#### [GIVEN INSTRUCTION]
Below are some entries. Output each one exactly as it appears.

# # # #

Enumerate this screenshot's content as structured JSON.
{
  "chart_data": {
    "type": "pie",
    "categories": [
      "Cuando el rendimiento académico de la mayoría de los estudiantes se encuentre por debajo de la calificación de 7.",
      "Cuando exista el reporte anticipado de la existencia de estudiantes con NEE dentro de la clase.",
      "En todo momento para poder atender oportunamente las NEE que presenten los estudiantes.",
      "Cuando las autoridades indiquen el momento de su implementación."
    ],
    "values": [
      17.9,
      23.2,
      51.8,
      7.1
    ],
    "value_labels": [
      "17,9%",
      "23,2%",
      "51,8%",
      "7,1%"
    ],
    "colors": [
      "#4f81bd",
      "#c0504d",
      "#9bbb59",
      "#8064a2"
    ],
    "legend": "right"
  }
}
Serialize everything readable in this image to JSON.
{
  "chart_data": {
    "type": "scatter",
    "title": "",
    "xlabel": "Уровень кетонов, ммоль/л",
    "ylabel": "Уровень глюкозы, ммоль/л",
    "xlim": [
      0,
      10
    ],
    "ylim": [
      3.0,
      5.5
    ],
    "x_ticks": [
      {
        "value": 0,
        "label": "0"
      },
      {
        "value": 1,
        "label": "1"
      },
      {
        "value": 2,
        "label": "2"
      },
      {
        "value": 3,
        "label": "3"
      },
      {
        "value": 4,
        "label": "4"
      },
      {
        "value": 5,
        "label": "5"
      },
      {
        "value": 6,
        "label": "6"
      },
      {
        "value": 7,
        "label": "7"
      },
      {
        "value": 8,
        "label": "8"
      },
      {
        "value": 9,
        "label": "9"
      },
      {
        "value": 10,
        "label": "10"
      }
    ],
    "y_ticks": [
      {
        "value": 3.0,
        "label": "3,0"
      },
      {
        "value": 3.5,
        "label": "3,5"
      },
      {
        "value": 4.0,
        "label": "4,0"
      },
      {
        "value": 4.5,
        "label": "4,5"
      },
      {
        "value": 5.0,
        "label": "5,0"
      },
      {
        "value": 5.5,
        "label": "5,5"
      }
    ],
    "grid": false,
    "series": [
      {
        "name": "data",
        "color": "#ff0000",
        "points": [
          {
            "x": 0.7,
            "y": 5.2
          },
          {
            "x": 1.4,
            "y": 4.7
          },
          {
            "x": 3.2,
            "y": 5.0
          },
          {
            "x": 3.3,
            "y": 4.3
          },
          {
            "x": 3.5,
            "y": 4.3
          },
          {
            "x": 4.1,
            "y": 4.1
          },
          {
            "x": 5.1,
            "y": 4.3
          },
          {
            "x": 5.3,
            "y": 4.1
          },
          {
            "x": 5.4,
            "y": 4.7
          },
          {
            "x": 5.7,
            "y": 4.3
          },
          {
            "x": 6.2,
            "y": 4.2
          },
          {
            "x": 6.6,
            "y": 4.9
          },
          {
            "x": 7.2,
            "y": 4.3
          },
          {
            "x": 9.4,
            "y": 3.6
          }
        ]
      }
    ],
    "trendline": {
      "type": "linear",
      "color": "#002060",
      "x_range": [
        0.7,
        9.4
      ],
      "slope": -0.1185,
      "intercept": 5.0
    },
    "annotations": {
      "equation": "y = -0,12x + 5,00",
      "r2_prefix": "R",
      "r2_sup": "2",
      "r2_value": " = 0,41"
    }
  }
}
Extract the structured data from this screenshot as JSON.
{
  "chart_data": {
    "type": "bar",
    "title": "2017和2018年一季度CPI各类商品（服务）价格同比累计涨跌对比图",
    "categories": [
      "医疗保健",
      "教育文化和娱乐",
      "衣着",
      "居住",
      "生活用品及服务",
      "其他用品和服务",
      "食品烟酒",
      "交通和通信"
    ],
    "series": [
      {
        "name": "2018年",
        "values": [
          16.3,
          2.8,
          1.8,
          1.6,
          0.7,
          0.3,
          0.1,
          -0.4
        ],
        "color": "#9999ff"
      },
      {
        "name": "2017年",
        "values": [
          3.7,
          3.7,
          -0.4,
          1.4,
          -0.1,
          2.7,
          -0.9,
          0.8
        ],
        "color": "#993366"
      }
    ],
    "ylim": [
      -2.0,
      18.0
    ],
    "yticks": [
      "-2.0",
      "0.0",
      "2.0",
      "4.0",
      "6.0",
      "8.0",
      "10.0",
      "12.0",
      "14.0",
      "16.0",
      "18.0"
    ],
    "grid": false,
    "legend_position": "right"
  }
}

# # # #

#### [FINAL RESULT]
Enumerate this screenshot's content as structured JSON.
{
  "chart_data": {
    "type": "pie",
    "categories": [
      "Cuando el rendimiento académico de la mayoría de los estudiantes se encuentre por debajo de la calificación de 7.",
      "Cuando exista el reporte anticipado de la existencia de estudiantes con NEE dentro de la clase.",
      "En todo momento para poder atender oportunamente las NEE que presenten los estudiantes.",
      "Cuando las autoridades indiquen el momento de su implementación."
    ],
    "values": [
      17.9,
      23.2,
      51.8,
      7.1
    ],
    "value_labels": [
      "17,9%",
      "23,2%",
      "51,8%",
      "7,1%"
    ],
    "colors": [
      "#4f81bd",
      "#c0504d",
      "#9bbb59",
      "#8064a2"
    ],
    "legend": "right"
  }
}
Serialize everything readable in this image to JSON.
{
  "chart_data": {
    "type": "scatter",
    "title": "",
    "xlabel": "Уровень кетонов, ммоль/л",
    "ylabel": "Уровень глюкозы, ммоль/л",
    "xlim": [
      0,
      10
    ],
    "ylim": [
      3.0,
      5.5
    ],
    "x_ticks": [
      {
        "value": 0,
        "label": "0"
      },
      {
        "value": 1,
        "label": "1"
      },
      {
        "value": 2,
        "label": "2"
      },
      {
        "value": 3,
        "label": "3"
      },
      {
        "value": 4,
        "label": "4"
      },
      {
        "value": 5,
        "label": "5"
      },
      {
        "value": 6,
        "label": "6"
      },
      {
        "value": 7,
        "label": "7"
      },
      {
        "value": 8,
        "label": "8"
      },
      {
        "value": 9,
        "label": "9"
      },
      {
        "value": 10,
        "label": "10"
      }
    ],
    "y_ticks": [
      {
        "value": 3.0,
        "label": "3,0"
      },
      {
        "value": 3.5,
        "label": "3,5"
      },
      {
        "value": 4.0,
        "label": "4,0"
      },
      {
        "value": 4.5,
        "label": "4,5"
      },
      {
        "value": 5.0,
        "label": "5,0"
      },
      {
        "value": 5.5,
        "label": "5,5"
      }
    ],
    "grid": false,
    "series": [
      {
        "name": "data",
        "color": "#ff0000",
        "points": [
          {
            "x": 0.7,
            "y": 5.2
          },
          {
            "x": 1.4,
            "y": 4.7
          },
          {
            "x": 3.2,
            "y": 5.0
          },
          {
            "x": 3.3,
            "y": 4.3
          },
          {
            "x": 3.5,
            "y": 4.3
          },
          {
            "x": 4.1,
            "y": 4.1
          },
          {
            "x": 5.1,
            "y": 4.3
          },
          {
            "x": 5.3,
            "y": 4.1
          },
          {
            "x": 5.4,
            "y": 4.7
          },
          {
            "x": 5.7,
            "y": 4.3
          },
          {
            "x": 6.2,
            "y": 4.2
          },
          {
            "x": 6.6,
            "y": 4.9
          },
          {
            "x": 7.2,
            "y": 4.3
          },
          {
            "x": 9.4,
            "y": 3.6
          }
        ]
      }
    ],
    "trendline": {
      "type": "linear",
      "color": "#002060",
      "x_range": [
        0.7,
        9.4
      ],
      "slope": -0.1185,
      "intercept": 5.0
    },
    "annotations": {
      "equation": "y = -0,12x + 5,00",
      "r2_prefix": "R",
      "r2_sup": "2",
      "r2_value": " = 0,41"
    }
  }
}
Extract the structured data from this screenshot as JSON.
{
  "chart_data": {
    "type": "bar",
    "title": "2017和2018年一季度CPI各类商品（服务）价格同比累计涨跌对比图",
    "categories": [
      "医疗保健",
      "教育文化和娱乐",
      "衣着",
      "居住",
      "生活用品及服务",
      "其他用品和服务",
      "食品烟酒",
      "交通和通信"
    ],
    "series": [
      {
        "name": "2018年",
        "values": [
          16.3,
          2.8,
          1.8,
          1.6,
          0.7,
          0.3,
          0.1,
          -0.4
        ],
        "color": "#9999ff"
      },
      {
        "name": "2017年",
        "values": [
          3.7,
          3.7,
          -0.4,
          1.4,
          -0.1,
          2.7,
          -0.9,
          0.8
        ],
        "color": "#993366"
      }
    ],
    "ylim": [
      -2.0,
      18.0
    ],
    "yticks": [
      "-2.0",
      "0.0",
      "2.0",
      "4.0",
      "6.0",
      "8.0",
      "10.0",
      "12.0",
      "14.0",
      "16.0",
      "18.0"
    ],
    "grid": false,
    "legend_position": "right"
  }
}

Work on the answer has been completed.